Stored data:

◇ ◇ ◇ ◇ ◇

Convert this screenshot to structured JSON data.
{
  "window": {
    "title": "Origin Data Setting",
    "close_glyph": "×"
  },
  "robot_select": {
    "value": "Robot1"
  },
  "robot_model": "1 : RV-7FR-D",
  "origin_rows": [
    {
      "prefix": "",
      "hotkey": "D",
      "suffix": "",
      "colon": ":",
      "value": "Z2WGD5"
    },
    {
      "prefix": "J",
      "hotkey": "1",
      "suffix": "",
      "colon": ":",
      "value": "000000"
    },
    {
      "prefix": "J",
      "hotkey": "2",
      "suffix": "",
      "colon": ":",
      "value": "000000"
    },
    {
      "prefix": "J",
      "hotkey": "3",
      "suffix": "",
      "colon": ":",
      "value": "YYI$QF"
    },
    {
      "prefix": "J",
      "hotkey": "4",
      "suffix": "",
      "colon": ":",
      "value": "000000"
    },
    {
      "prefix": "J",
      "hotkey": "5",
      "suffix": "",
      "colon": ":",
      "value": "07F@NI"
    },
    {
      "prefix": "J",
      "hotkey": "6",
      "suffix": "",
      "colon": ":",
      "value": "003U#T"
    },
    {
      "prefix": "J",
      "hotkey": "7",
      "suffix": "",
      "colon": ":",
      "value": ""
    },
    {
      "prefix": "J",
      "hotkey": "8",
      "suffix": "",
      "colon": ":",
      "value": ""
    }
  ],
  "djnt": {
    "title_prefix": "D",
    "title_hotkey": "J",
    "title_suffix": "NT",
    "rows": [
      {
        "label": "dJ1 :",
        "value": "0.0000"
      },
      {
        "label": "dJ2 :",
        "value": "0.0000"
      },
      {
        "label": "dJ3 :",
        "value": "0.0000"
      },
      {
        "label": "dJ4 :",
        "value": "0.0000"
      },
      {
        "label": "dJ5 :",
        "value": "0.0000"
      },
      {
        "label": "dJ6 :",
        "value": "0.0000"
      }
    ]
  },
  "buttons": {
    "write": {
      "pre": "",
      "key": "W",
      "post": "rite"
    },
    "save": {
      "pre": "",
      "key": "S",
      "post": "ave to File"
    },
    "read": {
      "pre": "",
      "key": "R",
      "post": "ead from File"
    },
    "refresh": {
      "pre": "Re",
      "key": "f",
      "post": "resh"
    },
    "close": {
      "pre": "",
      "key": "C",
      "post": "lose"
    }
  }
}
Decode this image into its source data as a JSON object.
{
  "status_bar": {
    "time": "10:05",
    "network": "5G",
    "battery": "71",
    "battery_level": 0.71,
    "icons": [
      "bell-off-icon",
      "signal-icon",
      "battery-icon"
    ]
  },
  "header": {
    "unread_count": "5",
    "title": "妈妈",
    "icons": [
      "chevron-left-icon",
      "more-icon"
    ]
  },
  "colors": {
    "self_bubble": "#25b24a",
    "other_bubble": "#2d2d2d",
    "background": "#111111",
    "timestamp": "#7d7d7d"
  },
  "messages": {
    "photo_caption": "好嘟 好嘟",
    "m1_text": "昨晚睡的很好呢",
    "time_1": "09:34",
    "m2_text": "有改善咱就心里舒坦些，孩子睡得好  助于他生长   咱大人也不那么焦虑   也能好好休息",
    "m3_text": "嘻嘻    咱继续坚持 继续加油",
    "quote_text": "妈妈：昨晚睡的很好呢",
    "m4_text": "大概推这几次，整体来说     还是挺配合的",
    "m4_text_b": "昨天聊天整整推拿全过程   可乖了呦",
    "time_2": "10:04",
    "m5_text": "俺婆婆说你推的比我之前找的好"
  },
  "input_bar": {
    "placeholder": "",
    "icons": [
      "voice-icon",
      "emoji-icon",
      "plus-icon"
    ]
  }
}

◇ ◇ ◇ ◇ ◇

THE REQUEST: Please set down the whole listing above without altering a single line.

SOLUTION TO THE EXERCISE:
Convert this screenshot to structured JSON data.
{
  "window": {
    "title": "Origin Data Setting",
    "close_glyph": "×"
  },
  "robot_select": {
    "value": "Robot1"
  },
  "robot_model": "1 : RV-7FR-D",
  "origin_rows": [
    {
      "prefix": "",
      "hotkey": "D",
      "suffix": "",
      "colon": ":",
      "value": "Z2WGD5"
    },
    {
      "prefix": "J",
      "hotkey": "1",
      "suffix": "",
      "colon": ":",
      "value": "000000"
    },
    {
      "prefix": "J",
      "hotkey": "2",
      "suffix": "",
      "colon": ":",
      "value": "000000"
    },
    {
      "prefix": "J",
      "hotkey": "3",
      "suffix": "",
      "colon": ":",
      "value": "YYI$QF"
    },
    {
      "prefix": "J",
      "hotkey": "4",
      "suffix": "",
      "colon": ":",
      "value": "000000"
    },
    {
      "prefix": "J",
      "hotkey": "5",
      "suffix": "",
      "colon": ":",
      "value": "07F@NI"
    },
    {
      "prefix": "J",
      "hotkey": "6",
      "suffix": "",
      "colon": ":",
      "value": "003U#T"
    },
    {
      "prefix": "J",
      "hotkey": "7",
      "suffix": "",
      "colon": ":",
      "value": ""
    },
    {
      "prefix": "J",
      "hotkey": "8",
      "suffix": "",
      "colon": ":",
      "value": ""
    }
  ],
  "djnt": {
    "title_prefix": "D",
    "title_hotkey": "J",
    "title_suffix": "NT",
    "rows": [
      {
        "label": "dJ1 :",
        "value": "0.0000"
      },
      {
        "label": "dJ2 :",
        "value": "0.0000"
      },
      {
        "label": "dJ3 :",
        "value": "0.0000"
      },
      {
        "label": "dJ4 :",
        "value": "0.0000"
      },
      {
        "label": "dJ5 :",
        "value": "0.0000"
      },
      {
        "label": "dJ6 :",
        "value": "0.0000"
      }
    ]
  },
  "buttons": {
    "write": {
      "pre": "",
      "key": "W",
      "post": "rite"
    },
    "save": {
      "pre": "",
      "key": "S",
      "post": "ave to File"
    },
    "read": {
      "pre": "",
      "key": "R",
      "post": "ead from File"
    },
    "refresh": {
      "pre": "Re",
      "key": "f",
      "post": "resh"
    },
    "close": {
      "pre": "",
      "key": "C",
      "post": "lose"
    }
  }
}
Decode this image into its source data as a JSON object.
{
  "status_bar": {
    "time": "10:05",
    "network": "5G",
    "battery": "71",
    "battery_level": 0.71,
    "icons": [
      "bell-off-icon",
      "signal-icon",
      "battery-icon"
    ]
  },
  "header": {
    "unread_count": "5",
    "title": "妈妈",
    "icons": [
      "chevron-left-icon",
      "more-icon"
    ]
  },
  "colors": {
    "self_bubble": "#25b24a",
    "other_bubble": "#2d2d2d",
    "background": "#111111",
    "timestamp": "#7d7d7d"
  },
  "messages": {
    "photo_caption": "好嘟 好嘟",
    "m1_text": "昨晚睡的很好呢",
    "time_1": "09:34",
    "m2_text": "有改善咱就心里舒坦些，孩子睡得好  助于他生长   咱大人也不那么焦虑   也能好好休息",
    "m3_text": "嘻嘻    咱继续坚持 继续加油",
    "quote_text": "妈妈：昨晚睡的很好呢",
    "m4_text": "大概推这几次，整体来说     还是挺配合的",
    "m4_text_b": "昨天聊天整整推拿全过程   可乖了呦",
    "time_2": "10:04",
    "m5_text": "俺婆婆说你推的比我之前找的好"
  },
  "input_bar": {
    "placeholder": "",
    "icons": [
      "voice-icon",
      "emoji-icon",
      "plus-icon"
    ]
  }
}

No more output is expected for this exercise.